Material supplied:

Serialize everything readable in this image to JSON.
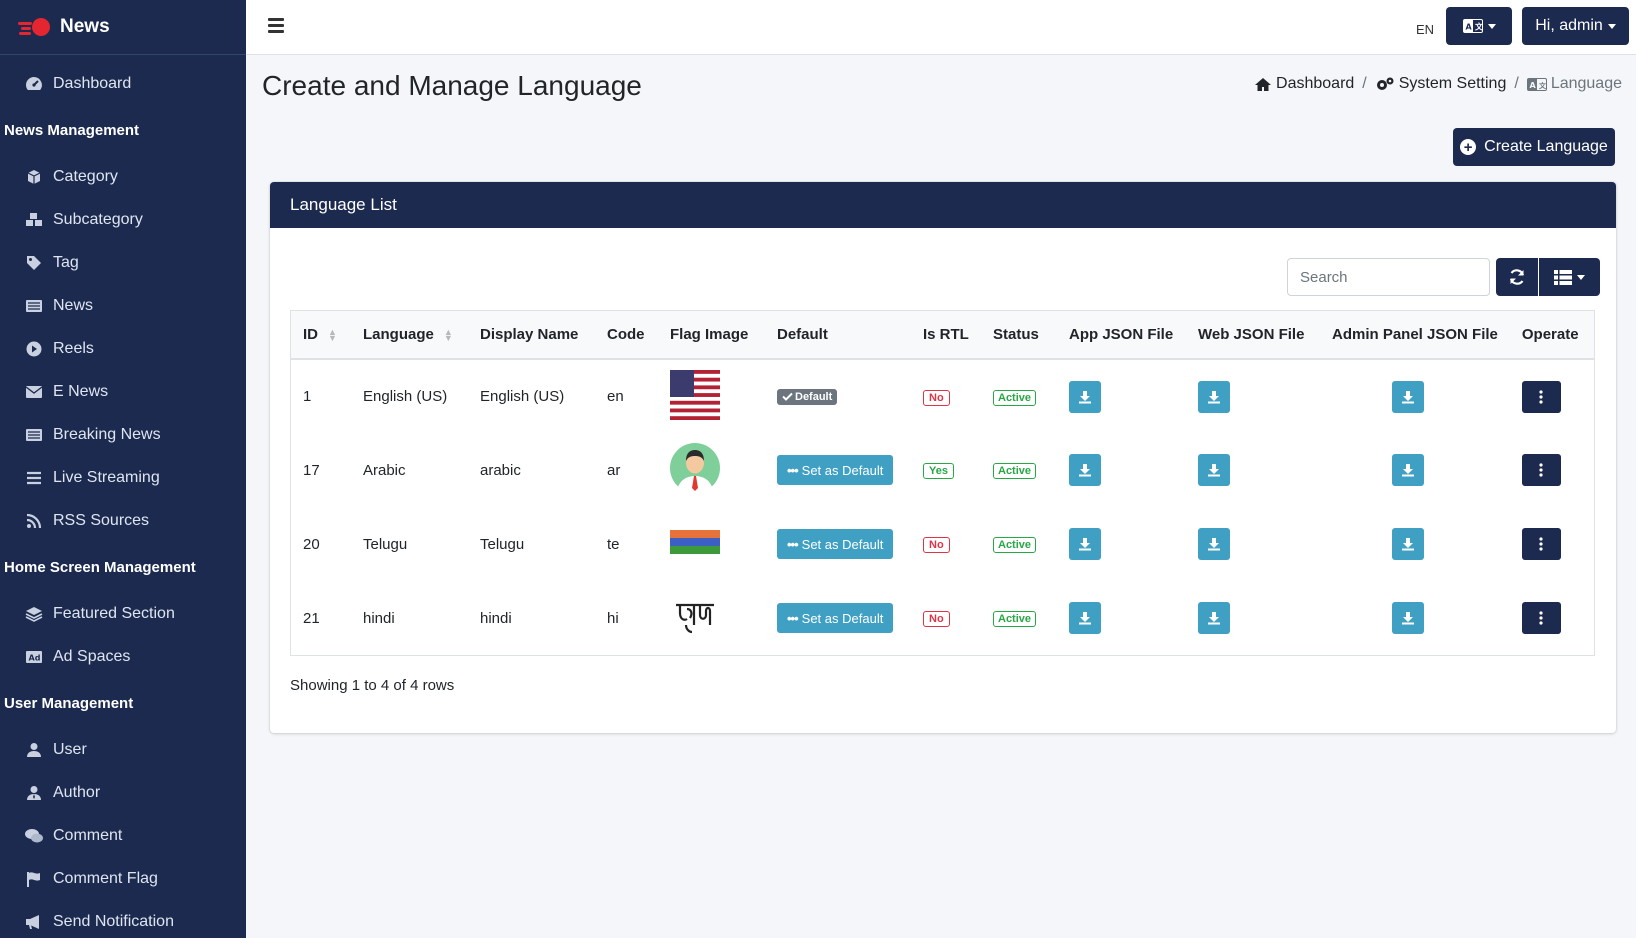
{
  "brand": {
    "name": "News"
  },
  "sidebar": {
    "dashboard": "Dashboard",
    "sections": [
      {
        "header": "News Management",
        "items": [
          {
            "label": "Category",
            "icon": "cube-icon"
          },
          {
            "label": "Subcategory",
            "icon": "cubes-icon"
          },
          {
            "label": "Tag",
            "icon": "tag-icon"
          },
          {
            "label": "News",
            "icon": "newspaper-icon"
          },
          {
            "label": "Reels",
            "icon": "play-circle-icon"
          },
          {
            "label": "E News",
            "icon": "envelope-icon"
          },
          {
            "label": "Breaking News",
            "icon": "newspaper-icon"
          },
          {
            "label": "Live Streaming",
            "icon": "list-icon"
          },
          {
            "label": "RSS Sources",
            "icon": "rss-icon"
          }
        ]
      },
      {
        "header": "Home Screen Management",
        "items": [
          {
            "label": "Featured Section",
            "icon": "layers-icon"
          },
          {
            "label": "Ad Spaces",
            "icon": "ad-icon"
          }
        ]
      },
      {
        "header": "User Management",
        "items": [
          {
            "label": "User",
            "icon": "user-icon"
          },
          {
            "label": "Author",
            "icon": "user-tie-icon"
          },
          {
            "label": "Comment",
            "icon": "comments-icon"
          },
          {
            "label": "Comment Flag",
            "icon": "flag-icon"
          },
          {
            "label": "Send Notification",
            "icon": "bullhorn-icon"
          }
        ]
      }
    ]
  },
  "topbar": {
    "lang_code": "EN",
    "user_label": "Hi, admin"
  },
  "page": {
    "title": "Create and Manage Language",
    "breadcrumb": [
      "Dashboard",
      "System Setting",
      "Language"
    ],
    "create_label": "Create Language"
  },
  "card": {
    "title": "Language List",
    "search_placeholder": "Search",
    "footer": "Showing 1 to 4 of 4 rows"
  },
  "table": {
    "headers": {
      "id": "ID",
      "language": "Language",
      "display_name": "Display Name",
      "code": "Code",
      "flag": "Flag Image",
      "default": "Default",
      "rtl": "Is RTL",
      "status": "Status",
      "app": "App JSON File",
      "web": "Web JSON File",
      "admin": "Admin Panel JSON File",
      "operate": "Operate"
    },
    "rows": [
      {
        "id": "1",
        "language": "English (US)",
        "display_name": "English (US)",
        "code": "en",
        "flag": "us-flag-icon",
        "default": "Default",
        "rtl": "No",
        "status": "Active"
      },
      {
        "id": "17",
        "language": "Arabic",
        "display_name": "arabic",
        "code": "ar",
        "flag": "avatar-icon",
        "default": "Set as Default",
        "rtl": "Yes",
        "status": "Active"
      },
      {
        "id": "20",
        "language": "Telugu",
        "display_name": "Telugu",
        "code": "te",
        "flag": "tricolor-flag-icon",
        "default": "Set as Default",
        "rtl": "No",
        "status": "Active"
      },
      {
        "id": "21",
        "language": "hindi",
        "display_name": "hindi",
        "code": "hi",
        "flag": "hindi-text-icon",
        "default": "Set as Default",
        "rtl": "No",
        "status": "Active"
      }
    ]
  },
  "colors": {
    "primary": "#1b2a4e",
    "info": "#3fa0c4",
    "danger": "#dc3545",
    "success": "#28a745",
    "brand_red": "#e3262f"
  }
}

Exercise prompt: Reproduce all entries without any change, and omit the pictures.

Written answer:
Serialize everything readable in this image to JSON.
{
  "brand": {
    "name": "News"
  },
  "sidebar": {
    "dashboard": "Dashboard",
    "sections": [
      {
        "header": "News Management",
        "items": [
          {
            "label": "Category",
            "icon": "cube-icon"
          },
          {
            "label": "Subcategory",
            "icon": "cubes-icon"
          },
          {
            "label": "Tag",
            "icon": "tag-icon"
          },
          {
            "label": "News",
            "icon": "newspaper-icon"
          },
          {
            "label": "Reels",
            "icon": "play-circle-icon"
          },
          {
            "label": "E News",
            "icon": "envelope-icon"
          },
          {
            "label": "Breaking News",
            "icon": "newspaper-icon"
          },
          {
            "label": "Live Streaming",
            "icon": "list-icon"
          },
          {
            "label": "RSS Sources",
            "icon": "rss-icon"
          }
        ]
      },
      {
        "header": "Home Screen Management",
        "items": [
          {
            "label": "Featured Section",
            "icon": "layers-icon"
          },
          {
            "label": "Ad Spaces",
            "icon": "ad-icon"
          }
        ]
      },
      {
        "header": "User Management",
        "items": [
          {
            "label": "User",
            "icon": "user-icon"
          },
          {
            "label": "Author",
            "icon": "user-tie-icon"
          },
          {
            "label": "Comment",
            "icon": "comments-icon"
          },
          {
            "label": "Comment Flag",
            "icon": "flag-icon"
          },
          {
            "label": "Send Notification",
            "icon": "bullhorn-icon"
          }
        ]
      }
    ]
  },
  "topbar": {
    "lang_code": "EN",
    "user_label": "Hi, admin"
  },
  "page": {
    "title": "Create and Manage Language",
    "breadcrumb": [
      "Dashboard",
      "System Setting",
      "Language"
    ],
    "create_label": "Create Language"
  },
  "card": {
    "title": "Language List",
    "search_placeholder": "Search",
    "footer": "Showing 1 to 4 of 4 rows"
  },
  "table": {
    "headers": {
      "id": "ID",
      "language": "Language",
      "display_name": "Display Name",
      "code": "Code",
      "flag": "Flag Image",
      "default": "Default",
      "rtl": "Is RTL",
      "status": "Status",
      "app": "App JSON File",
      "web": "Web JSON File",
      "admin": "Admin Panel JSON File",
      "operate": "Operate"
    },
    "rows": [
      {
        "id": "1",
        "language": "English (US)",
        "display_name": "English (US)",
        "code": "en",
        "flag": "us-flag-icon",
        "default": "Default",
        "rtl": "No",
        "status": "Active"
      },
      {
        "id": "17",
        "language": "Arabic",
        "display_name": "arabic",
        "code": "ar",
        "flag": "avatar-icon",
        "default": "Set as Default",
        "rtl": "Yes",
        "status": "Active"
      },
      {
        "id": "20",
        "language": "Telugu",
        "display_name": "Telugu",
        "code": "te",
        "flag": "tricolor-flag-icon",
        "default": "Set as Default",
        "rtl": "No",
        "status": "Active"
      },
      {
        "id": "21",
        "language": "hindi",
        "display_name": "hindi",
        "code": "hi",
        "flag": "hindi-text-icon",
        "default": "Set as Default",
        "rtl": "No",
        "status": "Active"
      }
    ]
  },
  "colors": {
    "primary": "#1b2a4e",
    "info": "#3fa0c4",
    "danger": "#dc3545",
    "success": "#28a745",
    "brand_red": "#e3262f"
  }
}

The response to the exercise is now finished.